Scan the data below. Pull out each line where "atoms" occurs.

## Excerpted data
______
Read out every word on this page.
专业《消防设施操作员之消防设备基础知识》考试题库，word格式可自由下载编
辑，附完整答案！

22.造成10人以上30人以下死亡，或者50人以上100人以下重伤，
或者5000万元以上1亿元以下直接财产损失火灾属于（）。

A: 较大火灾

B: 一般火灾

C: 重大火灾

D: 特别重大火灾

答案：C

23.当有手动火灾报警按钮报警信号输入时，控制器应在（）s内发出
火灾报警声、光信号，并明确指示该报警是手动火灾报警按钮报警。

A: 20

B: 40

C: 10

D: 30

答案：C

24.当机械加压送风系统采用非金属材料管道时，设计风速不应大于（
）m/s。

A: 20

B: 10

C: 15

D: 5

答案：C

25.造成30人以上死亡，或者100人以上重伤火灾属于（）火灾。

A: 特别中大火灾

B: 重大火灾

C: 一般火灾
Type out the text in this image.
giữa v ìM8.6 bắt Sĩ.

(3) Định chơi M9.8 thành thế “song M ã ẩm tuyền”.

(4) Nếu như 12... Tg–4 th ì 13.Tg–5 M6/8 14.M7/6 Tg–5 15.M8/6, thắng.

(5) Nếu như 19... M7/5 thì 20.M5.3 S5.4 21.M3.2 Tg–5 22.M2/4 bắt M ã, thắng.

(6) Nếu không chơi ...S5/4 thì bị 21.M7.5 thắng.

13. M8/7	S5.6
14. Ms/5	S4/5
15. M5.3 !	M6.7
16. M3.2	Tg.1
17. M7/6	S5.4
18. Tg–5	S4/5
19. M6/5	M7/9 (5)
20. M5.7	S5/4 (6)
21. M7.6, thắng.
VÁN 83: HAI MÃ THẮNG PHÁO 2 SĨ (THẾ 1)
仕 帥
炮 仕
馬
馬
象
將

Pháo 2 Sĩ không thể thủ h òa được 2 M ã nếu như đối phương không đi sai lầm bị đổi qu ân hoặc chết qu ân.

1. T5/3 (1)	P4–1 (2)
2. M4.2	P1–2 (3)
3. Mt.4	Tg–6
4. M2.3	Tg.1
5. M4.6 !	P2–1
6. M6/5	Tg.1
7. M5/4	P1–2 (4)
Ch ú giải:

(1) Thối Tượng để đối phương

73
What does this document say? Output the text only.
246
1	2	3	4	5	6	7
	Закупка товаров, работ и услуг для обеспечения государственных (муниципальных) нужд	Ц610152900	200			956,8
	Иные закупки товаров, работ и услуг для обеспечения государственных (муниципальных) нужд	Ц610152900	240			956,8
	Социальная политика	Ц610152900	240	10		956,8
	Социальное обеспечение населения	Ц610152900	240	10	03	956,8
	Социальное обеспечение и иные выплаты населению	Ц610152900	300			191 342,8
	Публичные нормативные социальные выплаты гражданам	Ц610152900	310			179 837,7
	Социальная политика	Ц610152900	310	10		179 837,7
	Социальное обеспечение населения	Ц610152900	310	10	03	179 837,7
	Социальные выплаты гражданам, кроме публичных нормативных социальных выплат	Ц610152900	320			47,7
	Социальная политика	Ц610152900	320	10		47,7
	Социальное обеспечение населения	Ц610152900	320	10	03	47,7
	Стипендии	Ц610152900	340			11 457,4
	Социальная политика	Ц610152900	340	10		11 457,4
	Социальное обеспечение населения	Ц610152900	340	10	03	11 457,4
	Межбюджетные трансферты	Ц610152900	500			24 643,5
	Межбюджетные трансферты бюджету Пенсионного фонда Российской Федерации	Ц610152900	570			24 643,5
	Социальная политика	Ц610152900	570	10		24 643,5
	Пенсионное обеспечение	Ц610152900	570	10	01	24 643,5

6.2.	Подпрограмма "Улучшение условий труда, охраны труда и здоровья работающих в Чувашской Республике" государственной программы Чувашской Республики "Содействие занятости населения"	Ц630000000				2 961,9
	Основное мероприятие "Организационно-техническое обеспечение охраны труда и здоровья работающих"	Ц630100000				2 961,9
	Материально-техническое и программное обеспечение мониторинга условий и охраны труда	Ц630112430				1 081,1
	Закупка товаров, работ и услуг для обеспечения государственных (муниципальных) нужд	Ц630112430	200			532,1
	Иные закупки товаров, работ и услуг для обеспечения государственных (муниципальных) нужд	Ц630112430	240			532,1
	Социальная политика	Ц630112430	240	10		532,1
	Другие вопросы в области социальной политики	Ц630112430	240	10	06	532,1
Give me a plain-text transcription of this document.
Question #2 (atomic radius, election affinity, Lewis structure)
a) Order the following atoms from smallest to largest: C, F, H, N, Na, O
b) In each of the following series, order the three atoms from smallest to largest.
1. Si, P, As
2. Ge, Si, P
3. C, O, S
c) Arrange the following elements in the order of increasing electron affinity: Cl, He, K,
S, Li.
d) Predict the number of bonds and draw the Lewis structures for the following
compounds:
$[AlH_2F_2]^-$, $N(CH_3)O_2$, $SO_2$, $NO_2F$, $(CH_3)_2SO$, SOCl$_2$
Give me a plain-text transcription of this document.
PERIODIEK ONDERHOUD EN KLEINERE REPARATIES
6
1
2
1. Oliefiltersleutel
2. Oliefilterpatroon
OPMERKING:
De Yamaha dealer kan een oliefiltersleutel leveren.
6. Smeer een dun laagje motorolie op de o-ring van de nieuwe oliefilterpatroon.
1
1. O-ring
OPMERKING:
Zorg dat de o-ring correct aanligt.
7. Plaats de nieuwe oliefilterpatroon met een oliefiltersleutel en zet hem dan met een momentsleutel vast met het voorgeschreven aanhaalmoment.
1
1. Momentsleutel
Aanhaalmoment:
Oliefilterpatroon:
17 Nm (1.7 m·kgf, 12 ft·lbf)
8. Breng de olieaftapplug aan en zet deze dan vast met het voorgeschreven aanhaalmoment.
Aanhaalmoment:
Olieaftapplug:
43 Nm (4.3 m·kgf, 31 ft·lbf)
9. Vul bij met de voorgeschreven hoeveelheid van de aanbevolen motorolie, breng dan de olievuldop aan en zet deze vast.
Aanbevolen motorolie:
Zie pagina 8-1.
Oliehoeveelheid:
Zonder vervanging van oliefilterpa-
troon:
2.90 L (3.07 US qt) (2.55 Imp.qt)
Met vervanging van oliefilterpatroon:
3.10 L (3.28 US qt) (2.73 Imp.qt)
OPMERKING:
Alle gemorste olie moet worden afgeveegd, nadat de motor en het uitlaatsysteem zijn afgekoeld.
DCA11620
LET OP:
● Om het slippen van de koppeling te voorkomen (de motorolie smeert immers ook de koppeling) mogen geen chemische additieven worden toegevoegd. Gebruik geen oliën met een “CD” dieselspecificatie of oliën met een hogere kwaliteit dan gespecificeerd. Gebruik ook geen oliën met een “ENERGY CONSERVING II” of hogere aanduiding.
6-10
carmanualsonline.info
______
## Solved problem
a) Order the following atoms from smallest to largest: C, F, H, N, Na, O
b) In each of the following series, order the three atoms from smallest to largest.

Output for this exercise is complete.